Task requirements:
Scan the material for the word "layer", and copy each line where it shows up.

Record list:
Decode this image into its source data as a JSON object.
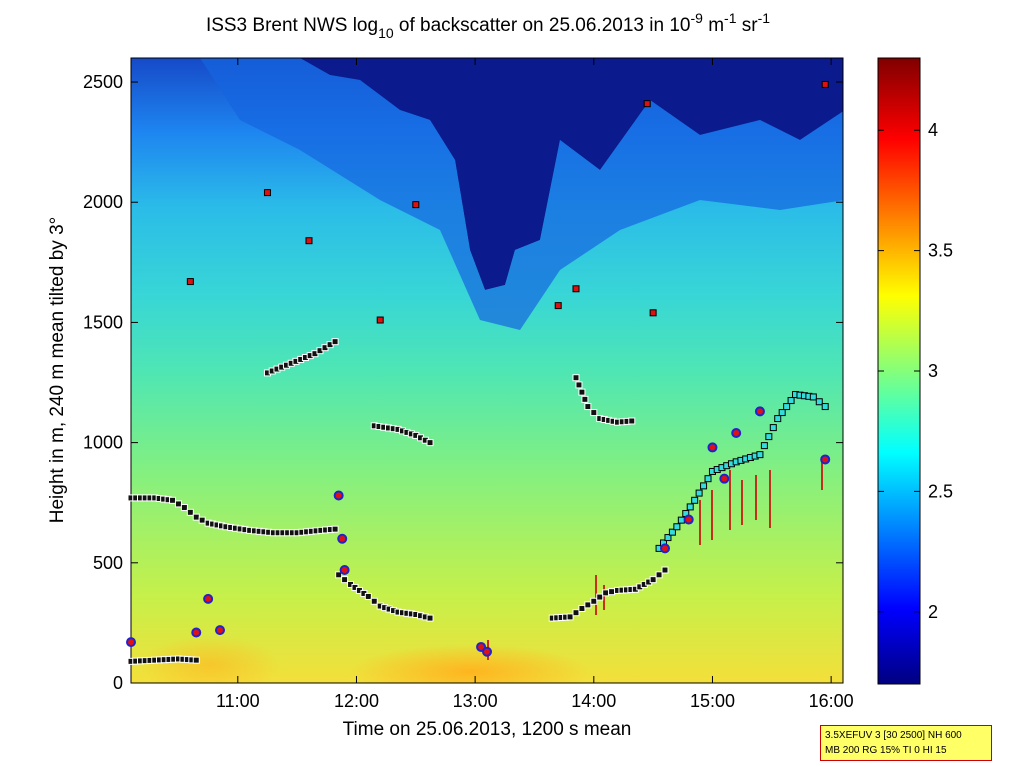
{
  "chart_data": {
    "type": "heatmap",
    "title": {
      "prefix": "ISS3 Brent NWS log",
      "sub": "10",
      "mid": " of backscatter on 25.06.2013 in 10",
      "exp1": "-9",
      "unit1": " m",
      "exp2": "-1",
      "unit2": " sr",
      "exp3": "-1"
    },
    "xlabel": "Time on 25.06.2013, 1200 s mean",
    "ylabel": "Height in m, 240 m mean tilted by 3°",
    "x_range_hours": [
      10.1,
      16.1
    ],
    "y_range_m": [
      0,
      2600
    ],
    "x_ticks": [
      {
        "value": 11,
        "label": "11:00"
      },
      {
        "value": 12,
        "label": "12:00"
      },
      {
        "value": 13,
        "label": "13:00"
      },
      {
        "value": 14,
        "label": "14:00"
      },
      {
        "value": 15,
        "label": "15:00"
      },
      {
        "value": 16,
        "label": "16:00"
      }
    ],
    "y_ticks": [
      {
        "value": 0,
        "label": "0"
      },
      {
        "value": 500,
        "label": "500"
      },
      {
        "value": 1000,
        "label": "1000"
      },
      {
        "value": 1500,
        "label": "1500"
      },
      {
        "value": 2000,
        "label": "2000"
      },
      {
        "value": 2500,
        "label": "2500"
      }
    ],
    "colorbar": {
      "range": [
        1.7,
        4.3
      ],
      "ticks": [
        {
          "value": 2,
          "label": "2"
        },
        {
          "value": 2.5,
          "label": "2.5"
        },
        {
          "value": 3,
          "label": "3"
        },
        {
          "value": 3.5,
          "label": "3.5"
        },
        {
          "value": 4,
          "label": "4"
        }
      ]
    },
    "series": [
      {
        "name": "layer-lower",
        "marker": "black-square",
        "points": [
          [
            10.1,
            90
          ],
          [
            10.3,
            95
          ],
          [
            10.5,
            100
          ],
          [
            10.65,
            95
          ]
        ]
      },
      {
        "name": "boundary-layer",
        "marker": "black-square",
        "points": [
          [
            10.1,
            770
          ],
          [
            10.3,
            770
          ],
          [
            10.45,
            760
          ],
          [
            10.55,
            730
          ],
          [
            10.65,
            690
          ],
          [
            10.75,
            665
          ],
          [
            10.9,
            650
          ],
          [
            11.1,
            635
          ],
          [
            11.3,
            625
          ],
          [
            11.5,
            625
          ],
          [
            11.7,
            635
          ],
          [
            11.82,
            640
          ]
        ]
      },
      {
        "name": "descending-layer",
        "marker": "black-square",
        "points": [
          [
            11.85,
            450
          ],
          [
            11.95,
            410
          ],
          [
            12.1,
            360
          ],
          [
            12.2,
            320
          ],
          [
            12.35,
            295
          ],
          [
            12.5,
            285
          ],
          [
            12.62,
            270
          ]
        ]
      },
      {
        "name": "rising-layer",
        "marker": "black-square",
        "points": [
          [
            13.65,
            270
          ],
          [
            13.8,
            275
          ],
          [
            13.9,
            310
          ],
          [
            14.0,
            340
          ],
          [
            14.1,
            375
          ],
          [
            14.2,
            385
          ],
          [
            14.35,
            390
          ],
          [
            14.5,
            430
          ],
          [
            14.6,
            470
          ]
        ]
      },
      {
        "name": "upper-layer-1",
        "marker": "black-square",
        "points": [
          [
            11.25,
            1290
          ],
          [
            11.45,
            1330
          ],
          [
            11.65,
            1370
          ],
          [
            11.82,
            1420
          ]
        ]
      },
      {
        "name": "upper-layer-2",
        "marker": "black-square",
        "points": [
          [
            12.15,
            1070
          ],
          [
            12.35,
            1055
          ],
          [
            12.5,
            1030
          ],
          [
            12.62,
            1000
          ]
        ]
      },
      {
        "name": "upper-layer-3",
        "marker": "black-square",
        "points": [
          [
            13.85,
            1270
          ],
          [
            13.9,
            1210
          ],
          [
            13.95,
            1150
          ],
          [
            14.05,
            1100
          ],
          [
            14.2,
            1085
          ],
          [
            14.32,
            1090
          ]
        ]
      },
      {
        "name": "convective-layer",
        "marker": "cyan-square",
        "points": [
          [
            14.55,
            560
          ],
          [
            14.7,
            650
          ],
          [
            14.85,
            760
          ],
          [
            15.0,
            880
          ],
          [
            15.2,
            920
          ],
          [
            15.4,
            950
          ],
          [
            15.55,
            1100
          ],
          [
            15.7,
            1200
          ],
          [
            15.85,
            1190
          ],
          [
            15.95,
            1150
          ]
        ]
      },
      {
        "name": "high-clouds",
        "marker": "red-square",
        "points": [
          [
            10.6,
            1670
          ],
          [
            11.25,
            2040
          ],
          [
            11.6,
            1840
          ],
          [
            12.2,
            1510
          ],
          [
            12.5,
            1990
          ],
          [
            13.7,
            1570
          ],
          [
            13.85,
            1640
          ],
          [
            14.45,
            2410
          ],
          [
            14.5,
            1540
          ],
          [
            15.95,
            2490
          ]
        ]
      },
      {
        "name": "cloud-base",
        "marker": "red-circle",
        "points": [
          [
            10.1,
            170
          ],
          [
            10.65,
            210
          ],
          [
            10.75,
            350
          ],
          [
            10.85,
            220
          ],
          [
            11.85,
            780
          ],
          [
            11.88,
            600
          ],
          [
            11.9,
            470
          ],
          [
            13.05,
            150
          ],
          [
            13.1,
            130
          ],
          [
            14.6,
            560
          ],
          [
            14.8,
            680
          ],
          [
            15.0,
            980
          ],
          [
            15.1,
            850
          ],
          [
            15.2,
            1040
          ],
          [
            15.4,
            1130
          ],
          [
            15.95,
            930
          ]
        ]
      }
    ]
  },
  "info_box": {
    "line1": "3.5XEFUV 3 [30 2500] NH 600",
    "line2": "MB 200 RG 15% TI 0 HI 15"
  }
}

Answer to this task:
        "name": "layer-lower",
        "name": "boundary-layer",
        "name": "descending-layer",
        "name": "rising-layer",
        "name": "upper-layer-1",
        "name": "upper-layer-2",
        "name": "upper-layer-3",
        "name": "convective-layer",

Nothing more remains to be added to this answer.